• Problem statement:
Reproduce the part of the Microsoft article below between "Of course, there" and "and $2.90 in 2015.", inclusive, without changing a word.

• Excerpted passage:
——
Microsoft: Limited vision, limitless cunning


Julian Close 04/07/2014

A lot of people would have you believe that Microsoft's ( MSFT ) downfall began on June 29, 2007. That was the date the iPhone was released, and despite having faced down the toughest foes on the planet, there was nothing Microsoft could do after that point. Microsoft hadn't seen which way the wind was blowing-no longer in the direction of the PC, but toward mobile computing, and at gale force. Now Microsoft is on the sideline, waiting for the inevitable moment when it will slide into obsolescence, penury, and ignominy.

Of course, there are a few notable holes in that story. In 2007, when the iPhone was released, Microsoft's revenue was $51 billion dollars, whereas in 2013, the company made $78 billion. Last year, the company earned $2.65 per share from operations, though it made a significant capital investment in Nokia. Analysts forecast that with the aid of Nokia's brand and intellectual property, Microsoft will be able to increase its revenue by 9% in 2014 and 10% in 2015. The company's profits are likewise expected to climb-to $2.70 in 2014 and $2.90 in 2015.

If you are wondering how Microsoft makes all that money, consider that reports of the death of the PC have been greatly exaggerated. Microsoft is masterful when it comes to making itself indispensible, especially to the business world. The company knows just how much money to squeeze out of each customer, each product, each level of service. Mind you, I think that's terrific. Every company that makes things people want has every right to set prices where it chooses. In Microsoft's case, the longstanding philosophy of demanding everything, from everyone, forever, means it operates at an extraordinary 27% profit margin. Did you want the rest of the numbers? Dividend yield of 2.7%. Cash on hand: $83 billion. P/E Ratio: 14.8. Admit it-you thought it would be higher than that.
——
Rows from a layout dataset
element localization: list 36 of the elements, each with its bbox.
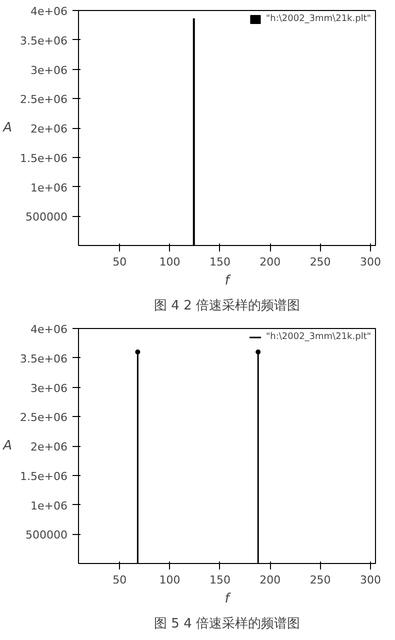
- y-tick-label: 4e+06: [30, 323, 68, 336]
- x-axis-title: f: [224, 274, 232, 288]
- y-tick-label: 2.5e+06: [20, 93, 68, 106]
- x-axis-title: f: [224, 592, 232, 606]
- y-tick-label: 1.5e+06: [20, 470, 68, 483]
- y-tick-label: 2e+06: [30, 440, 68, 454]
- x-tick-label: 200: [260, 574, 281, 586]
- text: 图 4 2 倍速采样的频谱图: [154, 298, 300, 314]
- x-tick-label: 50: [112, 256, 127, 268]
- x-tick-label: 250: [310, 574, 331, 586]
- x-tick-label: 150: [209, 256, 230, 268]
- x-tick-label: 100: [159, 574, 180, 586]
- x-tick-label: 200: [260, 256, 281, 268]
- text: 图 5 4 倍速采样的频谱图: [154, 616, 300, 632]
- y-axis-title: A: [2, 120, 12, 136]
- y-tick-label: 1.5e+06: [20, 152, 68, 165]
- y-tick-label: 2e+06: [30, 122, 68, 136]
- y-tick-label: 500000: [26, 528, 68, 542]
- x-tick-label: 100: [159, 256, 180, 268]
- y-tick-label: 3e+06: [30, 64, 68, 77]
- x-tick-label: 300: [360, 574, 381, 586]
- y-tick-label: 4e+06: [30, 5, 68, 18]
- x-tick-label: 300: [360, 256, 381, 268]
- y-tick-label: 500000: [26, 210, 68, 224]
- y-tick-label: 2.5e+06: [20, 411, 68, 424]
- x-tick-label: 150: [209, 574, 230, 586]
- x-tick-label: 250: [310, 256, 331, 268]
- legend-label: "h:\2002_3mm\21k.plt": [266, 332, 371, 342]
- y-axis-title: A: [2, 438, 12, 454]
- y-tick-label: 3.5e+06: [20, 352, 68, 366]
- y-tick-label: 3.5e+06: [20, 34, 68, 48]
- y-tick-label: 1e+06: [30, 499, 68, 512]
- legend-label: "h:\2002_3mm\21k.plt": [266, 14, 371, 24]
- x-tick-label: 50: [112, 574, 127, 586]
- y-tick-label: 3e+06: [30, 382, 68, 395]
- y-tick-label: 1e+06: [30, 181, 68, 194]
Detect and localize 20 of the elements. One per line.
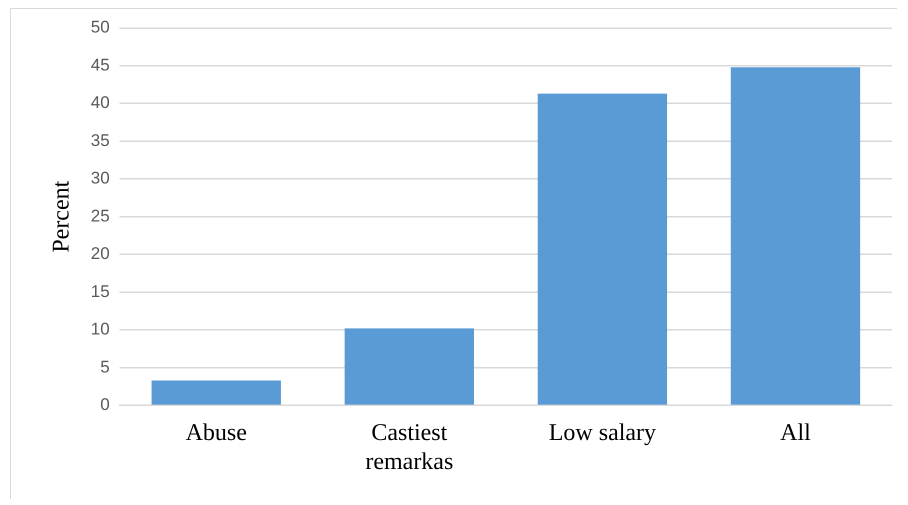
——
• Exercise solution:
Of course, there are a few notable holes in that story. In 2007, when the iPhone was released, Microsoft's revenue was $51 billion dollars, whereas in 2013, the company made $78 billion. Last year, the company earned $2.65 per share from operations, though it made a significant capital investment in Nokia. Analysts forecast that with the aid of Nokia's brand and intellectual property, Microsoft will be able to increase its revenue by 9% in 2014 and 10% in 2015. The company's profits are likewise expected to climb-to $2.70 in 2014 and $2.90 in 2015.